- **WORK TO DO**
Retype the records below exactly as they appear.

━━ LISTING ━━

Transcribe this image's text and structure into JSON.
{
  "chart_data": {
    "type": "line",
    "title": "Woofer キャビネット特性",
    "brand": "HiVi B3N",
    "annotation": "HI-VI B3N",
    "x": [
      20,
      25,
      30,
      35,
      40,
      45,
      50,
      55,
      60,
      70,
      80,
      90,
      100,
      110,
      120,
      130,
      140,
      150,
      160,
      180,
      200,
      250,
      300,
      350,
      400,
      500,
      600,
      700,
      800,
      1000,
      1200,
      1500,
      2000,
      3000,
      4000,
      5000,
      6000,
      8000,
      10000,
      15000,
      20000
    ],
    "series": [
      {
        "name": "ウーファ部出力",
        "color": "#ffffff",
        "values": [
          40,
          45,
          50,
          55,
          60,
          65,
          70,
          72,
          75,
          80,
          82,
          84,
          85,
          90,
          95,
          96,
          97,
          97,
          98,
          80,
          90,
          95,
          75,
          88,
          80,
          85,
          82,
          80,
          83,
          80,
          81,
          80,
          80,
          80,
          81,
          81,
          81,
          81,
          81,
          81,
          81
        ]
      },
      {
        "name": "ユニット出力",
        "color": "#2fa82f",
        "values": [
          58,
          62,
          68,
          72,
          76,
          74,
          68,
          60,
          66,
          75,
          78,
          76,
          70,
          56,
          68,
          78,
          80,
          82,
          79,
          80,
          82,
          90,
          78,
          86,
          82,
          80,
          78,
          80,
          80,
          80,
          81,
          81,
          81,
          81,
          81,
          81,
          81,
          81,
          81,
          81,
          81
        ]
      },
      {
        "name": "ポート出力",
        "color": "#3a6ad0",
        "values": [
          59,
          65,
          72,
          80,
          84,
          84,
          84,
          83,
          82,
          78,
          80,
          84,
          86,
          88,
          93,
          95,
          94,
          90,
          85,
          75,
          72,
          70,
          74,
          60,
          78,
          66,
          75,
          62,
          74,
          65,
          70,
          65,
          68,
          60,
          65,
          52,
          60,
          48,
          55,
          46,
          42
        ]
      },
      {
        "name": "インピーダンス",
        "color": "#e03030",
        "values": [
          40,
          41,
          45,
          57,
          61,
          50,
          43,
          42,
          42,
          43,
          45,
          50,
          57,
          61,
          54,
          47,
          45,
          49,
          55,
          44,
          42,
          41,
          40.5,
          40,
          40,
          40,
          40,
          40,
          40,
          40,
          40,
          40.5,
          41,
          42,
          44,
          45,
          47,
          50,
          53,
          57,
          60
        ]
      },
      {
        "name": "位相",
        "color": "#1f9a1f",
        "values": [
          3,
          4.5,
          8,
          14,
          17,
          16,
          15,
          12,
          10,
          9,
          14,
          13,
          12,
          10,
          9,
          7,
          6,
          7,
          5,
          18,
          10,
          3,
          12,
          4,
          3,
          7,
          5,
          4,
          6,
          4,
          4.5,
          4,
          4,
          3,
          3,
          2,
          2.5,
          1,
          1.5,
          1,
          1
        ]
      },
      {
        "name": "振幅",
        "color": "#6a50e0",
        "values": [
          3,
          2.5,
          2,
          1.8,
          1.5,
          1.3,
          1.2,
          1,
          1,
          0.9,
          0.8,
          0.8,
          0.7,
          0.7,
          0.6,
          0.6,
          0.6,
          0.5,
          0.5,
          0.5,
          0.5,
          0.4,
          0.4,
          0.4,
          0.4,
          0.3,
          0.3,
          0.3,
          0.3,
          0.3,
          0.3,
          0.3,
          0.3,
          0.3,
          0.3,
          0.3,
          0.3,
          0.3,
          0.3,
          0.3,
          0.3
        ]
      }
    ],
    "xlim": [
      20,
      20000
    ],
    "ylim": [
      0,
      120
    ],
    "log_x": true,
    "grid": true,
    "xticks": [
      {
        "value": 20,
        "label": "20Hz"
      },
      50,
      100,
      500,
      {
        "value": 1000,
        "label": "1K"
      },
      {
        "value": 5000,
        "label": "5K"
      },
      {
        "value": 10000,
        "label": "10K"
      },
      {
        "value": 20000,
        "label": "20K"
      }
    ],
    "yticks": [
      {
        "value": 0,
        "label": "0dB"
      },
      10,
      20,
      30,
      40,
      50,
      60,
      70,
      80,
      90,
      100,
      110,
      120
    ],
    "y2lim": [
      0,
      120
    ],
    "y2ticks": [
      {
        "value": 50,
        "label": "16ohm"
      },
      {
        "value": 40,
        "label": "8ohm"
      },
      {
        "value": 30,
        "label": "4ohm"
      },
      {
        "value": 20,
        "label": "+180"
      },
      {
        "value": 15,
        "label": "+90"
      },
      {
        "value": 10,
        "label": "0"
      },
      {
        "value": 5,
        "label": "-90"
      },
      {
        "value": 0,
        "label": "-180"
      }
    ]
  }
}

━━━

- **RIGHT ANSWER**
Transcribe this image's text and structure into JSON.
{
  "chart_data": {
    "type": "line",
    "title": "Woofer キャビネット特性",
    "brand": "HiVi B3N",
    "annotation": "HI-VI B3N",
    "x": [
      20,
      25,
      30,
      35,
      40,
      45,
      50,
      55,
      60,
      70,
      80,
      90,
      100,
      110,
      120,
      130,
      140,
      150,
      160,
      180,
      200,
      250,
      300,
      350,
      400,
      500,
      600,
      700,
      800,
      1000,
      1200,
      1500,
      2000,
      3000,
      4000,
      5000,
      6000,
      8000,
      10000,
      15000,
      20000
    ],
    "series": [
      {
        "name": "ウーファ部出力",
        "color": "#ffffff",
        "values": [
          40,
          45,
          50,
          55,
          60,
          65,
          70,
          72,
          75,
          80,
          82,
          84,
          85,
          90,
          95,
          96,
          97,
          97,
          98,
          80,
          90,
          95,
          75,
          88,
          80,
          85,
          82,
          80,
          83,
          80,
          81,
          80,
          80,
          80,
          81,
          81,
          81,
          81,
          81,
          81,
          81
        ]
      },
      {
        "name": "ユニット出力",
        "color": "#2fa82f",
        "values": [
          58,
          62,
          68,
          72,
          76,
          74,
          68,
          60,
          66,
          75,
          78,
          76,
          70,
          56,
          68,
          78,
          80,
          82,
          79,
          80,
          82,
          90,
          78,
          86,
          82,
          80,
          78,
          80,
          80,
          80,
          81,
          81,
          81,
          81,
          81,
          81,
          81,
          81,
          81,
          81,
          81
        ]
      },
      {
        "name": "ポート出力",
        "color": "#3a6ad0",
        "values": [
          59,
          65,
          72,
          80,
          84,
          84,
          84,
          83,
          82,
          78,
          80,
          84,
          86,
          88,
          93,
          95,
          94,
          90,
          85,
          75,
          72,
          70,
          74,
          60,
          78,
          66,
          75,
          62,
          74,
          65,
          70,
          65,
          68,
          60,
          65,
          52,
          60,
          48,
          55,
          46,
          42
        ]
      },
      {
        "name": "インピーダンス",
        "color": "#e03030",
        "values": [
          40,
          41,
          45,
          57,
          61,
          50,
          43,
          42,
          42,
          43,
          45,
          50,
          57,
          61,
          54,
          47,
          45,
          49,
          55,
          44,
          42,
          41,
          40.5,
          40,
          40,
          40,
          40,
          40,
          40,
          40,
          40,
          40.5,
          41,
          42,
          44,
          45,
          47,
          50,
          53,
          57,
          60
        ]
      },
      {
        "name": "位相",
        "color": "#1f9a1f",
        "values": [
          3,
          4.5,
          8,
          14,
          17,
          16,
          15,
          12,
          10,
          9,
          14,
          13,
          12,
          10,
          9,
          7,
          6,
          7,
          5,
          18,
          10,
          3,
          12,
          4,
          3,
          7,
          5,
          4,
          6,
          4,
          4.5,
          4,
          4,
          3,
          3,
          2,
          2.5,
          1,
          1.5,
          1,
          1
        ]
      },
      {
        "name": "振幅",
        "color": "#6a50e0",
        "values": [
          3,
          2.5,
          2,
          1.8,
          1.5,
          1.3,
          1.2,
          1,
          1,
          0.9,
          0.8,
          0.8,
          0.7,
          0.7,
          0.6,
          0.6,
          0.6,
          0.5,
          0.5,
          0.5,
          0.5,
          0.4,
          0.4,
          0.4,
          0.4,
          0.3,
          0.3,
          0.3,
          0.3,
          0.3,
          0.3,
          0.3,
          0.3,
          0.3,
          0.3,
          0.3,
          0.3,
          0.3,
          0.3,
          0.3,
          0.3
        ]
      }
    ],
    "xlim": [
      20,
      20000
    ],
    "ylim": [
      0,
      120
    ],
    "log_x": true,
    "grid": true,
    "xticks": [
      {
        "value": 20,
        "label": "20Hz"
      },
      50,
      100,
      500,
      {
        "value": 1000,
        "label": "1K"
      },
      {
        "value": 5000,
        "label": "5K"
      },
      {
        "value": 10000,
        "label": "10K"
      },
      {
        "value": 20000,
        "label": "20K"
      }
    ],
    "yticks": [
      {
        "value": 0,
        "label": "0dB"
      },
      10,
      20,
      30,
      40,
      50,
      60,
      70,
      80,
      90,
      100,
      110,
      120
    ],
    "y2lim": [
      0,
      120
    ],
    "y2ticks": [
      {
        "value": 50,
        "label": "16ohm"
      },
      {
        "value": 40,
        "label": "8ohm"
      },
      {
        "value": 30,
        "label": "4ohm"
      },
      {
        "value": 20,
        "label": "+180"
      },
      {
        "value": 15,
        "label": "+90"
      },
      {
        "value": 10,
        "label": "0"
      },
      {
        "value": 5,
        "label": "-90"
      },
      {
        "value": 0,
        "label": "-180"
      }
    ]
  }
}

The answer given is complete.